begin

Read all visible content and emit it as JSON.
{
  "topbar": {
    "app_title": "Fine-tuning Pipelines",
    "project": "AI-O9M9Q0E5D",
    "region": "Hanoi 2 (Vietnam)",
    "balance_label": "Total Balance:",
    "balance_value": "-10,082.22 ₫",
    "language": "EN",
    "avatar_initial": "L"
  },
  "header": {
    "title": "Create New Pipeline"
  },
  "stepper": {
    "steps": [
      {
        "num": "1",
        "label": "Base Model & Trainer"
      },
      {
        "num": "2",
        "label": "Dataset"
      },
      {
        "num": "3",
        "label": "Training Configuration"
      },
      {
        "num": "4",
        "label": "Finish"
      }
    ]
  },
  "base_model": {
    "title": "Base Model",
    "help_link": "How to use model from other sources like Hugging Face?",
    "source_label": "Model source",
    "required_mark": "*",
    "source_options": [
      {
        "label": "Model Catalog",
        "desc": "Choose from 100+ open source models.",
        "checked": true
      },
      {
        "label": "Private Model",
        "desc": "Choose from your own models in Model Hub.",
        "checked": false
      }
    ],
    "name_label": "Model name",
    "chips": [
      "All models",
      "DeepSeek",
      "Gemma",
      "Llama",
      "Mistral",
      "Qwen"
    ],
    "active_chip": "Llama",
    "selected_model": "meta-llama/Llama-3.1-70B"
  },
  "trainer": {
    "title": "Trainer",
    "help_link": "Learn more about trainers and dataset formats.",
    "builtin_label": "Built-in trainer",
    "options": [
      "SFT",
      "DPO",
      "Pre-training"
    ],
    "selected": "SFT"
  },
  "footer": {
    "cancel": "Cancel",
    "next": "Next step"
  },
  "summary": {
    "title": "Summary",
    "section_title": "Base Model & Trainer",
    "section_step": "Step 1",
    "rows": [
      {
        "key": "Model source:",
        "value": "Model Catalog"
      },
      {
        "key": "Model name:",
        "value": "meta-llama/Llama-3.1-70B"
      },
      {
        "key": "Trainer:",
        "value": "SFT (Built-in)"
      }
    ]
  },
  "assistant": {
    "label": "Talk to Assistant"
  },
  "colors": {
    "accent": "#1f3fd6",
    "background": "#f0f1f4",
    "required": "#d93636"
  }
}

end

§ Task statement: Produce an exact copy of the whole listing.

§ Written solution:
Read all visible content and emit it as JSON.
{
  "topbar": {
    "app_title": "Fine-tuning Pipelines",
    "project": "AI-O9M9Q0E5D",
    "region": "Hanoi 2 (Vietnam)",
    "balance_label": "Total Balance:",
    "balance_value": "-10,082.22 ₫",
    "language": "EN",
    "avatar_initial": "L"
  },
  "header": {
    "title": "Create New Pipeline"
  },
  "stepper": {
    "steps": [
      {
        "num": "1",
        "label": "Base Model & Trainer"
      },
      {
        "num": "2",
        "label": "Dataset"
      },
      {
        "num": "3",
        "label": "Training Configuration"
      },
      {
        "num": "4",
        "label": "Finish"
      }
    ]
  },
  "base_model": {
    "title": "Base Model",
    "help_link": "How to use model from other sources like Hugging Face?",
    "source_label": "Model source",
    "required_mark": "*",
    "source_options": [
      {
        "label": "Model Catalog",
        "desc": "Choose from 100+ open source models.",
        "checked": true
      },
      {
        "label": "Private Model",
        "desc": "Choose from your own models in Model Hub.",
        "checked": false
      }
    ],
    "name_label": "Model name",
    "chips": [
      "All models",
      "DeepSeek",
      "Gemma",
      "Llama",
      "Mistral",
      "Qwen"
    ],
    "active_chip": "Llama",
    "selected_model": "meta-llama/Llama-3.1-70B"
  },
  "trainer": {
    "title": "Trainer",
    "help_link": "Learn more about trainers and dataset formats.",
    "builtin_label": "Built-in trainer",
    "options": [
      "SFT",
      "DPO",
      "Pre-training"
    ],
    "selected": "SFT"
  },
  "footer": {
    "cancel": "Cancel",
    "next": "Next step"
  },
  "summary": {
    "title": "Summary",
    "section_title": "Base Model & Trainer",
    "section_step": "Step 1",
    "rows": [
      {
        "key": "Model source:",
        "value": "Model Catalog"
      },
      {
        "key": "Model name:",
        "value": "meta-llama/Llama-3.1-70B"
      },
      {
        "key": "Trainer:",
        "value": "SFT (Built-in)"
      }
    ]
  },
  "assistant": {
    "label": "Talk to Assistant"
  },
  "colors": {
    "accent": "#1f3fd6",
    "background": "#f0f1f4",
    "required": "#d93636"
  }
}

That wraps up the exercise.